Aim
Only the number is wanted: how many lines contain "LIMITED"?

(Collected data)

-=-=-

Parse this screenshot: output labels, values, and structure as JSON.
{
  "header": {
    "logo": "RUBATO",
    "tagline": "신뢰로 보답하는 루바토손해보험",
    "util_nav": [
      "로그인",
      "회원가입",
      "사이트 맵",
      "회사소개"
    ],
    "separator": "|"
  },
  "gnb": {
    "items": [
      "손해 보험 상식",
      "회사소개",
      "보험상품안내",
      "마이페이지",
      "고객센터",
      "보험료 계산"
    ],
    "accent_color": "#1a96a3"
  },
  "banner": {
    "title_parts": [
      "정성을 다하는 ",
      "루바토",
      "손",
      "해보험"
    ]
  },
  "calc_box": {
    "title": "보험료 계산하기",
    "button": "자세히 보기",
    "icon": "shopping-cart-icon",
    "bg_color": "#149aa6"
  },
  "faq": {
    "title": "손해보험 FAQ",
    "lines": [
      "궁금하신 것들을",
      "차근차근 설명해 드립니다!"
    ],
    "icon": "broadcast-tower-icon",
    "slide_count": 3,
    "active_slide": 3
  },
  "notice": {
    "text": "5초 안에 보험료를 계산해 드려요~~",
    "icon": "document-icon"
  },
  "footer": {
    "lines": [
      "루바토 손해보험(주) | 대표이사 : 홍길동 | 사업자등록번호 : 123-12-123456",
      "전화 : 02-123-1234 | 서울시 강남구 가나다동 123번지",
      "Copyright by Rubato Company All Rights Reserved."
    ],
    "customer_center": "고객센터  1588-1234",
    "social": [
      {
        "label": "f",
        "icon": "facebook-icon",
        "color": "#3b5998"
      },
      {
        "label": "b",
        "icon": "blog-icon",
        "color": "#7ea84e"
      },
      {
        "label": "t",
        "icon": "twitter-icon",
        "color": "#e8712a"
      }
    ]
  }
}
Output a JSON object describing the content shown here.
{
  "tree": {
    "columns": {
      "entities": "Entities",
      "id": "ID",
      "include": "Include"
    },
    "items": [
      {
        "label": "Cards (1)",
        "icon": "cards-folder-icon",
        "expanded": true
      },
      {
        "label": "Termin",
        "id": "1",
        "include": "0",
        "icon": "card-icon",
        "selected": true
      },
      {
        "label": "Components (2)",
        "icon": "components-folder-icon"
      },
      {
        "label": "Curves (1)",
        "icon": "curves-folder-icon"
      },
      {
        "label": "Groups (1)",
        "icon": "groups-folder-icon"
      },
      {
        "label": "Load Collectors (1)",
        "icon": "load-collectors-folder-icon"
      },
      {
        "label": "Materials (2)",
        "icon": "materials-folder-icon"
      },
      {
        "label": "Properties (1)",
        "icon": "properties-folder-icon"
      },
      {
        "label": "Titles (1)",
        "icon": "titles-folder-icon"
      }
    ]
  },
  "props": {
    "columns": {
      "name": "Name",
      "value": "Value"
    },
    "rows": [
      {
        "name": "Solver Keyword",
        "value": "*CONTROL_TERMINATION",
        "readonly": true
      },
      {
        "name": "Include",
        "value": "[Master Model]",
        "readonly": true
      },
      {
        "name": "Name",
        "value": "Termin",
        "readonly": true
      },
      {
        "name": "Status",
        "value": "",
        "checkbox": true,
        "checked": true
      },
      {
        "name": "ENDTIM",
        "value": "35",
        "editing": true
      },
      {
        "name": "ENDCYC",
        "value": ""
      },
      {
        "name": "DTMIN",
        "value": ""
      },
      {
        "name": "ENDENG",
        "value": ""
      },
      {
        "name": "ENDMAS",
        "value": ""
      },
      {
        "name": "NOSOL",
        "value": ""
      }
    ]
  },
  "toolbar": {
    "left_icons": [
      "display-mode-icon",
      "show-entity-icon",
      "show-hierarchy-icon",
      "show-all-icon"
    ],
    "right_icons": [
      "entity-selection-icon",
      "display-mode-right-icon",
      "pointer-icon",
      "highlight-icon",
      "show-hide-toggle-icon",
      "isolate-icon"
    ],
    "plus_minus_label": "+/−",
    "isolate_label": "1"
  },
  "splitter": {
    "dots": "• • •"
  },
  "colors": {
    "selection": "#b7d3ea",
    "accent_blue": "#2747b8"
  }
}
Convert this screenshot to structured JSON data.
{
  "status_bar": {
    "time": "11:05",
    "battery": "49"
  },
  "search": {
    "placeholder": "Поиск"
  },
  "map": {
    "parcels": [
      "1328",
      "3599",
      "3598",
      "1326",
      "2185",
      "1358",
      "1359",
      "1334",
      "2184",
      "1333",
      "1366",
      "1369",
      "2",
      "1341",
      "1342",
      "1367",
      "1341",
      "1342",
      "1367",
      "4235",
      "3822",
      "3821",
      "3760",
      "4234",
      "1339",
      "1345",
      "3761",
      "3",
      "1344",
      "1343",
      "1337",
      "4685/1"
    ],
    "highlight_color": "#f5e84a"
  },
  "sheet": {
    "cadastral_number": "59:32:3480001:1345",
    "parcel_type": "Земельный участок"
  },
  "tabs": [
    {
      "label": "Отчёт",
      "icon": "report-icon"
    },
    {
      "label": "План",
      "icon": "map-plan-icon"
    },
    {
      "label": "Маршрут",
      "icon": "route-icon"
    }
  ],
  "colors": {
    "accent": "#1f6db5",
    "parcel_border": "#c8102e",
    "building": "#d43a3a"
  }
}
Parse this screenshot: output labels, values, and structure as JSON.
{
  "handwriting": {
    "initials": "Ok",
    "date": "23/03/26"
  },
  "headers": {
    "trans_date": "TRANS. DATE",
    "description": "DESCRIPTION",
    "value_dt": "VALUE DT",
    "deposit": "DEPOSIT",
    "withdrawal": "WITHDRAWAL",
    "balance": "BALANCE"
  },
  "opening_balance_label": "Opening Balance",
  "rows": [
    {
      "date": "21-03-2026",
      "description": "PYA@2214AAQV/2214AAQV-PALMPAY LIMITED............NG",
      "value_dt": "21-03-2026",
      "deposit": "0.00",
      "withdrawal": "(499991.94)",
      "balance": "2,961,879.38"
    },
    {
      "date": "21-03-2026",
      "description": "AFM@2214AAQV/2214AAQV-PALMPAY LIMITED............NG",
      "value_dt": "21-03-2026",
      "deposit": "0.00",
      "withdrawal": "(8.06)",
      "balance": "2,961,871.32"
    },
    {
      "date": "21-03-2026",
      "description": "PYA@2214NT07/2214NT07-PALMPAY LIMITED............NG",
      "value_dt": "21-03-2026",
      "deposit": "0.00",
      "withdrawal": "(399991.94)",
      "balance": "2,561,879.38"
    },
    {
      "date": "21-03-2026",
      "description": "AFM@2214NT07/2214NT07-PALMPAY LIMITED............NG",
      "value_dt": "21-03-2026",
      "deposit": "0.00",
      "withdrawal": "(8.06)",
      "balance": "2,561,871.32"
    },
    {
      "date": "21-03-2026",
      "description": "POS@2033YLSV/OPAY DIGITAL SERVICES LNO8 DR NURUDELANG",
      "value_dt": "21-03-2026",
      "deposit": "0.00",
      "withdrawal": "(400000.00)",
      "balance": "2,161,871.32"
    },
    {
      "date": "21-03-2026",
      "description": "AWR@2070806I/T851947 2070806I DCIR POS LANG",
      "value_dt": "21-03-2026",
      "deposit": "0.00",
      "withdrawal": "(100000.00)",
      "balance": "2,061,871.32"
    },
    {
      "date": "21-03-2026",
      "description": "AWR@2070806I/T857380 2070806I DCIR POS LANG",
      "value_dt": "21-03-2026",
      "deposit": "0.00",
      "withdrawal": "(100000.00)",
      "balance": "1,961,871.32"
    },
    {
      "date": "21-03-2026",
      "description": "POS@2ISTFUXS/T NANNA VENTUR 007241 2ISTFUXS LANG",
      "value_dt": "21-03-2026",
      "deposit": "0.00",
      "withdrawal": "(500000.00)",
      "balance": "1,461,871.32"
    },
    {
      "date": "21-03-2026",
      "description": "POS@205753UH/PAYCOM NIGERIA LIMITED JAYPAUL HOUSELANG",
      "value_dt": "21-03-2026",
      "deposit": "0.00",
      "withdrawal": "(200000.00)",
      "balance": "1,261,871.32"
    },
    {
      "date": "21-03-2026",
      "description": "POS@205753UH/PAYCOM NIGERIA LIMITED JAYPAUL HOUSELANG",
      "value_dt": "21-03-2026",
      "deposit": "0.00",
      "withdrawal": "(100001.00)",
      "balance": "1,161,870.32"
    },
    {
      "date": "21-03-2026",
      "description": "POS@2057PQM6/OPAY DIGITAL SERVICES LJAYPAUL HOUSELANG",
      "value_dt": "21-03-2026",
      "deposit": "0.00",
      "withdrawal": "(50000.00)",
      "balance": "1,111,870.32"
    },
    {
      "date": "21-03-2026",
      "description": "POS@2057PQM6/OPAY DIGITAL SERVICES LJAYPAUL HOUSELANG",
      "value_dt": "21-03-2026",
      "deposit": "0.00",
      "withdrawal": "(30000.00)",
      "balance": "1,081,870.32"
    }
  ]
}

-=-=-

Right answer
6